Answer with a number only: how many lines of the data contain "Flip"?

Begin Dataset excerpts

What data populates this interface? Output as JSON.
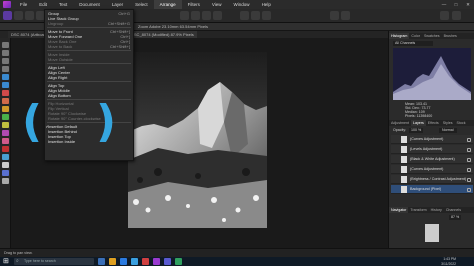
{
  "menubar": {
    "items": [
      "File",
      "Edit",
      "Text",
      "Document",
      "Layer",
      "Select",
      "Arrange",
      "Filters",
      "View",
      "Window",
      "Help"
    ],
    "active_index": 6
  },
  "window_controls": {
    "minimize": "—",
    "maximize": "□",
    "close": "✕"
  },
  "contextbar": {
    "zoom_text": "Zoom Adobe 23.10mm 63.54mm  Pixels"
  },
  "doctabs": [
    "DSC_8074 (Modified) 87.9%  Pixels"
  ],
  "left_tabs": [
    "DSC 8074 (Artboard)"
  ],
  "arrange_menu": {
    "rows": [
      {
        "label": "Group",
        "shortcut": "Ctrl+G",
        "enabled": true
      },
      {
        "label": "Live Stack Group",
        "shortcut": "",
        "enabled": true
      },
      {
        "label": "Ungroup",
        "shortcut": "Ctrl+Shift+G",
        "enabled": false
      },
      {
        "sep": true
      },
      {
        "label": "Move to Front",
        "shortcut": "Ctrl+Shift+]",
        "enabled": true
      },
      {
        "label": "Move Forward One",
        "shortcut": "Ctrl+]",
        "enabled": true
      },
      {
        "label": "Move Back One",
        "shortcut": "Ctrl+[",
        "enabled": false
      },
      {
        "label": "Move to Back",
        "shortcut": "Ctrl+Shift+[",
        "enabled": false
      },
      {
        "sep": true
      },
      {
        "label": "Move Inside",
        "shortcut": "",
        "enabled": false
      },
      {
        "label": "Move Outside",
        "shortcut": "",
        "enabled": false
      },
      {
        "sep": true
      },
      {
        "label": "Align Left",
        "shortcut": "",
        "enabled": true
      },
      {
        "label": "Align Center",
        "shortcut": "",
        "enabled": true
      },
      {
        "label": "Align Right",
        "shortcut": "",
        "enabled": true
      },
      {
        "sep": true
      },
      {
        "label": "Align Top",
        "shortcut": "",
        "enabled": true
      },
      {
        "label": "Align Middle",
        "shortcut": "",
        "enabled": true
      },
      {
        "label": "Align Bottom",
        "shortcut": "",
        "enabled": true
      },
      {
        "sep": true
      },
      {
        "label": "Flip Horizontal",
        "shortcut": "",
        "enabled": false
      },
      {
        "label": "Flip Vertical",
        "shortcut": "",
        "enabled": false
      },
      {
        "label": "Rotate 90° Clockwise",
        "shortcut": "",
        "enabled": false
      },
      {
        "label": "Rotate 90° Counter-clockwise",
        "shortcut": "",
        "enabled": false
      },
      {
        "sep": true
      },
      {
        "label": "Insertion Default",
        "shortcut": "",
        "enabled": true,
        "checked": true
      },
      {
        "label": "Insertion Behind",
        "shortcut": "",
        "enabled": true
      },
      {
        "label": "Insertion Top",
        "shortcut": "",
        "enabled": true
      },
      {
        "label": "Insertion Inside",
        "shortcut": "",
        "enabled": true
      }
    ]
  },
  "histogram_panel": {
    "tabs": [
      "Histogram",
      "Color",
      "Swatches",
      "Brushes"
    ],
    "channel": "All Channels",
    "stats": [
      "Mean: 103.41",
      "Std. Dev.: 73.77",
      "Median: 109",
      "Pixels: 11398400"
    ]
  },
  "layers_panel": {
    "tabs": [
      "Adjustment",
      "Layers",
      "Effects",
      "Styles",
      "Stock"
    ],
    "opacity_label": "Opacity:",
    "opacity_value": "100 %",
    "blend_mode": "Normal",
    "layers": [
      {
        "name": "(Curves Adjustment)",
        "selected": false
      },
      {
        "name": "(Levels Adjustment)",
        "selected": false
      },
      {
        "name": "(Black & White Adjustment)",
        "selected": false
      },
      {
        "name": "(Curves Adjustment)",
        "selected": false
      },
      {
        "name": "(Brightness / Contrast Adjustment)",
        "selected": false
      },
      {
        "name": "Background (Pixel)",
        "selected": true
      }
    ]
  },
  "navigator_panel": {
    "tabs": [
      "Navigator",
      "Transform",
      "History",
      "Channels"
    ],
    "zoom": "87 %"
  },
  "statusbar": {
    "text": "Drag to pan view."
  },
  "taskbar": {
    "search_placeholder": "Type here to search",
    "time": "1:43 PM",
    "date": "3/11/2022"
  },
  "colors": {
    "accent": "#35a6e0",
    "selection": "#2f4e79",
    "app_logo": "#c63fd0"
  }
}
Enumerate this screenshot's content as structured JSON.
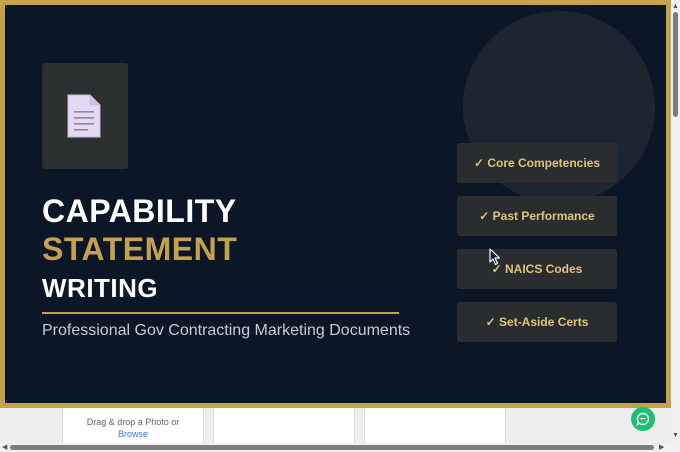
{
  "hero": {
    "title_line1": "CAPABILITY",
    "title_line2": "STATEMENT",
    "title_line3": "WRITING",
    "subtitle": "Professional Gov Contracting Marketing Documents",
    "features": [
      "✓ Core Competencies",
      "✓ Past Performance",
      "✓ NAICS Codes",
      "✓ Set-Aside Certs"
    ],
    "icon": "document-icon"
  },
  "upload": {
    "drag_text": "Drag & drop a Photo or",
    "browse_label": "Browse"
  },
  "chat": {
    "icon": "chat-icon"
  },
  "colors": {
    "background": "#0b1627",
    "gold": "#c5a04d",
    "feature_text": "#e3c27a",
    "chat_green": "#1dbf73"
  }
}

End Dataset excerpts

» **Reply**: 2